*Exercise goal*:
Write out each entry, exactly the way it appears.

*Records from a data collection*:

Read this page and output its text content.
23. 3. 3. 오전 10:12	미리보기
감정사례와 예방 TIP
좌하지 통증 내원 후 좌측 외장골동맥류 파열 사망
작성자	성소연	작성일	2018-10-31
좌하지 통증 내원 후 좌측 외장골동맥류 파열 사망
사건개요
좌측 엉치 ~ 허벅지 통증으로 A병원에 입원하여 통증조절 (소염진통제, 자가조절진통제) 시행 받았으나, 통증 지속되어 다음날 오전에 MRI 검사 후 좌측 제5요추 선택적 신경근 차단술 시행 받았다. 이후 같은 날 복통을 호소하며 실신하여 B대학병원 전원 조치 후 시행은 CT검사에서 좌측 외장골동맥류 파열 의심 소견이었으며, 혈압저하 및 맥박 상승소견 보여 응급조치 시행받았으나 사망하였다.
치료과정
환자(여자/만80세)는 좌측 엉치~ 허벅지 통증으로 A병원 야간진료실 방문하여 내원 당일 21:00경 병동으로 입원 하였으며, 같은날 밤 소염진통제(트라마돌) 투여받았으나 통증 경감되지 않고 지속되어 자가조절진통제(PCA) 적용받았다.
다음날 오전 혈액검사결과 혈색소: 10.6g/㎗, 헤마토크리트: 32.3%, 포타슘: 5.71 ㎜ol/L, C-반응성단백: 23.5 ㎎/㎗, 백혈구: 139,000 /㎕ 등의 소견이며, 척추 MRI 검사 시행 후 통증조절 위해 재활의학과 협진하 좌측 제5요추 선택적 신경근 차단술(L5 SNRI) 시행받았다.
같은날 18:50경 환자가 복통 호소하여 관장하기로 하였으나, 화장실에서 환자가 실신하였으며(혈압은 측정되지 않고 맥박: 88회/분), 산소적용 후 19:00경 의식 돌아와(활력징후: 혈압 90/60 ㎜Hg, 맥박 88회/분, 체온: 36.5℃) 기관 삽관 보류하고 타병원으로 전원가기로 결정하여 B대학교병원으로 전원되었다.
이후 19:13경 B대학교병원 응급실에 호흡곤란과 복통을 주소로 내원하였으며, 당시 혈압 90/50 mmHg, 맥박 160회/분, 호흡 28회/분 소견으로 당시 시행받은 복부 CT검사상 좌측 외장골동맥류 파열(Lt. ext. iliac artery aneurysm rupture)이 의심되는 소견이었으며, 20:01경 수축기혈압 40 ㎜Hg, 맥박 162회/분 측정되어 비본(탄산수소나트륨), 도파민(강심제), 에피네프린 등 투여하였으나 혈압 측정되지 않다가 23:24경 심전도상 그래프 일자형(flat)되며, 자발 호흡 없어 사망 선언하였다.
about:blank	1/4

*Response*:
Read this page and output its text content.
23. 3. 3. 오전 10:12	미리보기
감정사례와 예방 TIP
좌하지 통증 내원 후 좌측 외장골동맥류 파열 사망
작성자	성소연	작성일	2018-10-31
좌하지 통증 내원 후 좌측 외장골동맥류 파열 사망
사건개요
좌측 엉치 ~ 허벅지 통증으로 A병원에 입원하여 통증조절 (소염진통제, 자가조절진통제) 시행 받았으나, 통증 지속되어 다음날 오전에 MRI 검사 후 좌측 제5요추 선택적 신경근 차단술 시행 받았다. 이후 같은 날 복통을 호소하며 실신하여 B대학병원 전원 조치 후 시행은 CT검사에서 좌측 외장골동맥류 파열 의심 소견이었으며, 혈압저하 및 맥박 상승소견 보여 응급조치 시행받았으나 사망하였다.
치료과정
환자(여자/만80세)는 좌측 엉치~ 허벅지 통증으로 A병원 야간진료실 방문하여 내원 당일 21:00경 병동으로 입원 하였으며, 같은날 밤 소염진통제(트라마돌) 투여받았으나 통증 경감되지 않고 지속되어 자가조절진통제(PCA) 적용받았다.
다음날 오전 혈액검사결과 혈색소: 10.6g/㎗, 헤마토크리트: 32.3%, 포타슘: 5.71 ㎜ol/L, C-반응성단백: 23.5 ㎎/㎗, 백혈구: 139,000 /㎕ 등의 소견이며, 척추 MRI 검사 시행 후 통증조절 위해 재활의학과 협진하 좌측 제5요추 선택적 신경근 차단술(L5 SNRI) 시행받았다.
같은날 18:50경 환자가 복통 호소하여 관장하기로 하였으나, 화장실에서 환자가 실신하였으며(혈압은 측정되지 않고 맥박: 88회/분), 산소적용 후 19:00경 의식 돌아와(활력징후: 혈압 90/60 ㎜Hg, 맥박 88회/분, 체온: 36.5℃) 기관 삽관 보류하고 타병원으로 전원가기로 결정하여 B대학교병원으로 전원되었다.
이후 19:13경 B대학교병원 응급실에 호흡곤란과 복통을 주소로 내원하였으며, 당시 혈압 90/50 mmHg, 맥박 160회/분, 호흡 28회/분 소견으로 당시 시행받은 복부 CT검사상 좌측 외장골동맥류 파열(Lt. ext. iliac artery aneurysm rupture)이 의심되는 소견이었으며, 20:01경 수축기혈압 40 ㎜Hg, 맥박 162회/분 측정되어 비본(탄산수소나트륨), 도파민(강심제), 에피네프린 등 투여하였으나 혈압 측정되지 않다가 23:24경 심전도상 그래프 일자형(flat)되며, 자발 호흡 없어 사망 선언하였다.
about:blank	1/4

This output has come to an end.